§ **EXERCISE OBJECTIVE**: Copy each line of the material below that includes the string "landscape".

### ENTRIES

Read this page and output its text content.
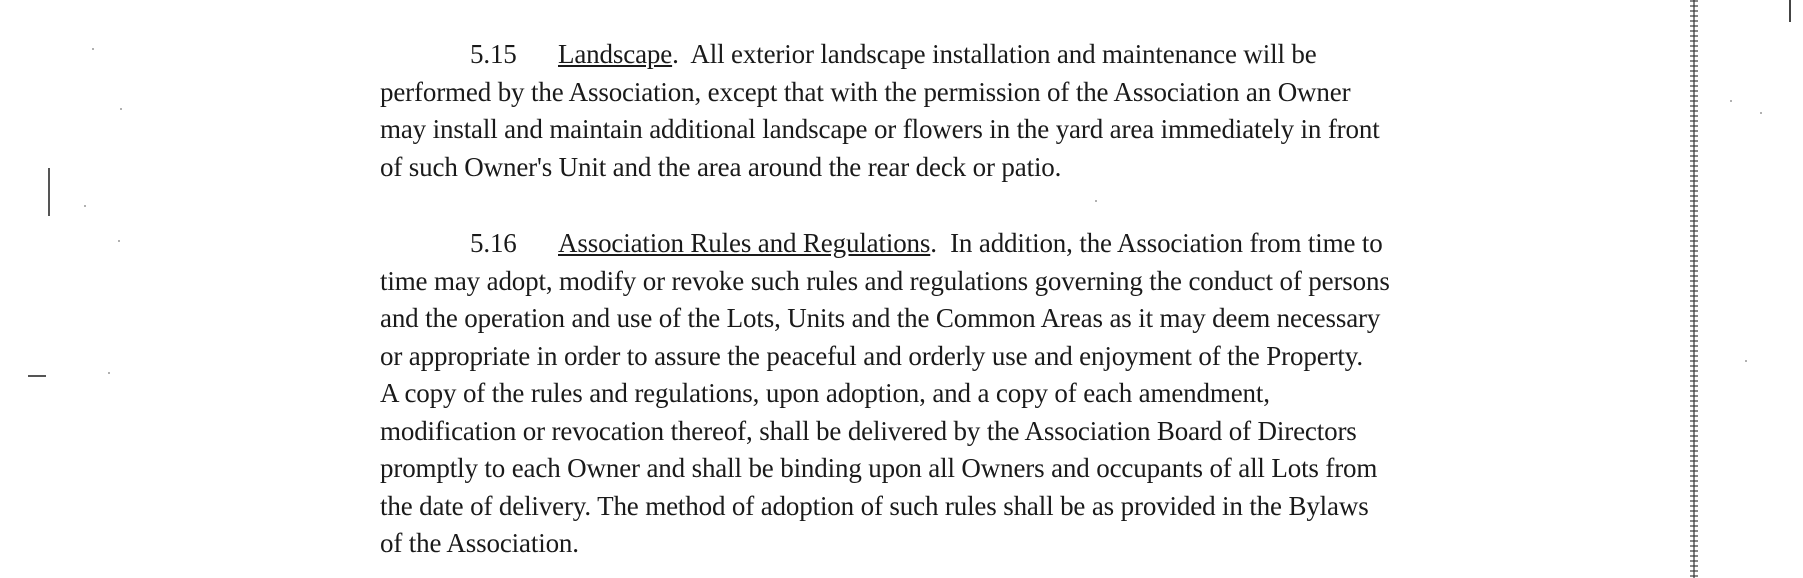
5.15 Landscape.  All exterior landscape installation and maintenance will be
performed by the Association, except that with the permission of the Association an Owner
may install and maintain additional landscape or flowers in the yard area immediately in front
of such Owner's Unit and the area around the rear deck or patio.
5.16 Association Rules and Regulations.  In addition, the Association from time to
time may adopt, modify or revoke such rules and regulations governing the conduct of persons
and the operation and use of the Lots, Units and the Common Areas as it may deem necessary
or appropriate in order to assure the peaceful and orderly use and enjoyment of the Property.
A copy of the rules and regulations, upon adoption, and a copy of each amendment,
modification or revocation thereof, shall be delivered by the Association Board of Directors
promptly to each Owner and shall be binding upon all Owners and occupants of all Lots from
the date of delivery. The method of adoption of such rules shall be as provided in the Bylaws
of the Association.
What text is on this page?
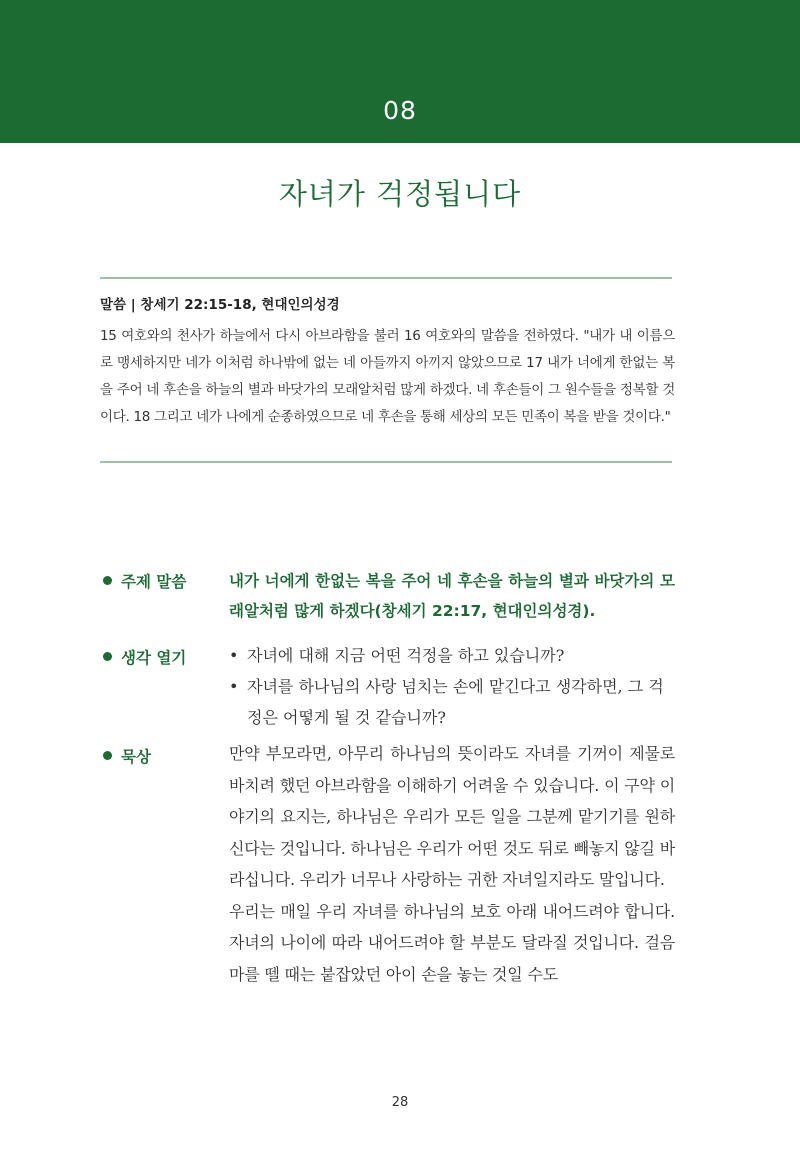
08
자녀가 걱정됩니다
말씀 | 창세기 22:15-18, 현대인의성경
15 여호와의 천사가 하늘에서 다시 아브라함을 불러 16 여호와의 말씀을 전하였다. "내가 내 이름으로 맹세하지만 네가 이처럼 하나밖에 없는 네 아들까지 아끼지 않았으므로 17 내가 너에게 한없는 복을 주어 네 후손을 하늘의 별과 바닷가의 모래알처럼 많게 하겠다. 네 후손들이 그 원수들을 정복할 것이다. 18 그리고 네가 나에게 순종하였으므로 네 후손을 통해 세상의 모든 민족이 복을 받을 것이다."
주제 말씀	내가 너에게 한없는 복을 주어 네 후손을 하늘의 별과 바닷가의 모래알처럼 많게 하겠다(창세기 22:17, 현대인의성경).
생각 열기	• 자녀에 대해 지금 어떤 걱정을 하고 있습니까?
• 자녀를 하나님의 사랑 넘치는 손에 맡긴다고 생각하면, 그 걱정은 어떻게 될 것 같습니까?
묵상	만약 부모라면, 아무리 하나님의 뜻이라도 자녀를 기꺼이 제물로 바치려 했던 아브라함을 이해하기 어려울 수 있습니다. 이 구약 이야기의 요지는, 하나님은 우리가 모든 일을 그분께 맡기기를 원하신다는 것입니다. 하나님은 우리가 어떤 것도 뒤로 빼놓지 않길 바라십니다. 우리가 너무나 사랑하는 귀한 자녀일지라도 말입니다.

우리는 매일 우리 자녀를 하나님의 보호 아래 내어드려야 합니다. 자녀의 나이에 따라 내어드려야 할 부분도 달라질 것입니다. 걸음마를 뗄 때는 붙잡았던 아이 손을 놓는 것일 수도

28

######

§ **TASK RESPONSE**:
5.15 Landscape.  All exterior landscape installation and maintenance will be
may install and maintain additional landscape or flowers in the yard area immediately in front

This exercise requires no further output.